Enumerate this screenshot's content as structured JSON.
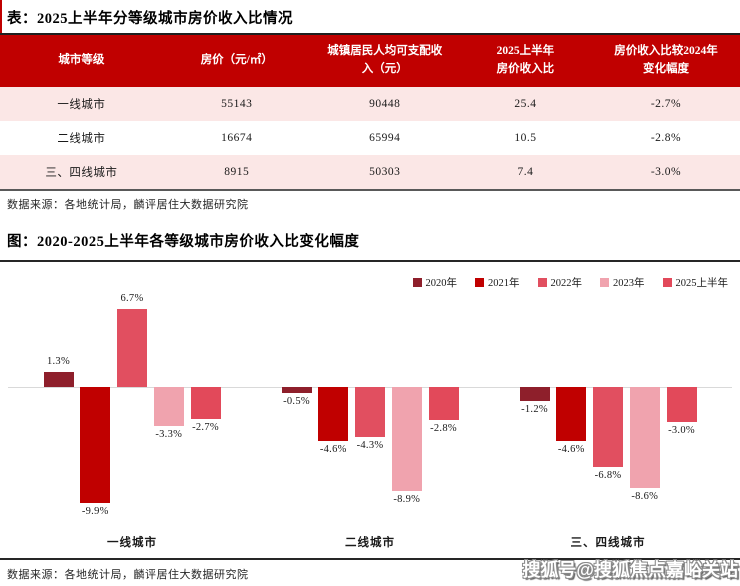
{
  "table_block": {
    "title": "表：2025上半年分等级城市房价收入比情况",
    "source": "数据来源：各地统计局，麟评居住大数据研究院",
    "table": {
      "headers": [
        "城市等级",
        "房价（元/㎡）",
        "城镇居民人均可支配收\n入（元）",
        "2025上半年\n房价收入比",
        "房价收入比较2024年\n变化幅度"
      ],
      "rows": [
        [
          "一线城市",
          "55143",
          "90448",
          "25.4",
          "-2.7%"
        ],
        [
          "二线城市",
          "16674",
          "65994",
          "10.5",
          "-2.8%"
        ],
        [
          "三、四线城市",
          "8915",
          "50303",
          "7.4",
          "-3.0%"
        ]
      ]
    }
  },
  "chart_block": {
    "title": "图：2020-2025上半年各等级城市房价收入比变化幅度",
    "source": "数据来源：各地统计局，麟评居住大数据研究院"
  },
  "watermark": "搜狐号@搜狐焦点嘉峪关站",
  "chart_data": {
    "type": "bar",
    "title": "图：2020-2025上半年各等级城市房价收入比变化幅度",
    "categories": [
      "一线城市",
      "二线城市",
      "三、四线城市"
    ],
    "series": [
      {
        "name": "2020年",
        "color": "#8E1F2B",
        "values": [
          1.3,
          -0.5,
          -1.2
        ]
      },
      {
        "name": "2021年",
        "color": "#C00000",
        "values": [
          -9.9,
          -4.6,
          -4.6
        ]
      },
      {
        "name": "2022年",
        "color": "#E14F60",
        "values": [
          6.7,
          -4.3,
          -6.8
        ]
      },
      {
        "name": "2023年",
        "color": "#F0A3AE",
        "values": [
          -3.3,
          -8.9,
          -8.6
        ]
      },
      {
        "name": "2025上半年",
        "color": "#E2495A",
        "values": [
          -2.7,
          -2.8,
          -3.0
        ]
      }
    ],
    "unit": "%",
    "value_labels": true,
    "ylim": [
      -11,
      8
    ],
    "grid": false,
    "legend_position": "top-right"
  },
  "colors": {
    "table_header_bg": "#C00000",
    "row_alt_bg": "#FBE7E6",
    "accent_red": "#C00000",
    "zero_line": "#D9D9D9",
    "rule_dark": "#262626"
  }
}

——

What needs to be done:
Transcribe the listing in full and omit the pictures.

Completed exercise:
Enumerate this screenshot's content as structured JSON.
{
  "table_block": {
    "title": "表：2025上半年分等级城市房价收入比情况",
    "source": "数据来源：各地统计局，麟评居住大数据研究院",
    "table": {
      "headers": [
        "城市等级",
        "房价（元/㎡）",
        "城镇居民人均可支配收\n入（元）",
        "2025上半年\n房价收入比",
        "房价收入比较2024年\n变化幅度"
      ],
      "rows": [
        [
          "一线城市",
          "55143",
          "90448",
          "25.4",
          "-2.7%"
        ],
        [
          "二线城市",
          "16674",
          "65994",
          "10.5",
          "-2.8%"
        ],
        [
          "三、四线城市",
          "8915",
          "50303",
          "7.4",
          "-3.0%"
        ]
      ]
    }
  },
  "chart_block": {
    "title": "图：2020-2025上半年各等级城市房价收入比变化幅度",
    "source": "数据来源：各地统计局，麟评居住大数据研究院"
  },
  "watermark": "搜狐号@搜狐焦点嘉峪关站",
  "chart_data": {
    "type": "bar",
    "title": "图：2020-2025上半年各等级城市房价收入比变化幅度",
    "categories": [
      "一线城市",
      "二线城市",
      "三、四线城市"
    ],
    "series": [
      {
        "name": "2020年",
        "color": "#8E1F2B",
        "values": [
          1.3,
          -0.5,
          -1.2
        ]
      },
      {
        "name": "2021年",
        "color": "#C00000",
        "values": [
          -9.9,
          -4.6,
          -4.6
        ]
      },
      {
        "name": "2022年",
        "color": "#E14F60",
        "values": [
          6.7,
          -4.3,
          -6.8
        ]
      },
      {
        "name": "2023年",
        "color": "#F0A3AE",
        "values": [
          -3.3,
          -8.9,
          -8.6
        ]
      },
      {
        "name": "2025上半年",
        "color": "#E2495A",
        "values": [
          -2.7,
          -2.8,
          -3.0
        ]
      }
    ],
    "unit": "%",
    "value_labels": true,
    "ylim": [
      -11,
      8
    ],
    "grid": false,
    "legend_position": "top-right"
  },
  "colors": {
    "table_header_bg": "#C00000",
    "row_alt_bg": "#FBE7E6",
    "accent_red": "#C00000",
    "zero_line": "#D9D9D9",
    "rule_dark": "#262626"
  }
}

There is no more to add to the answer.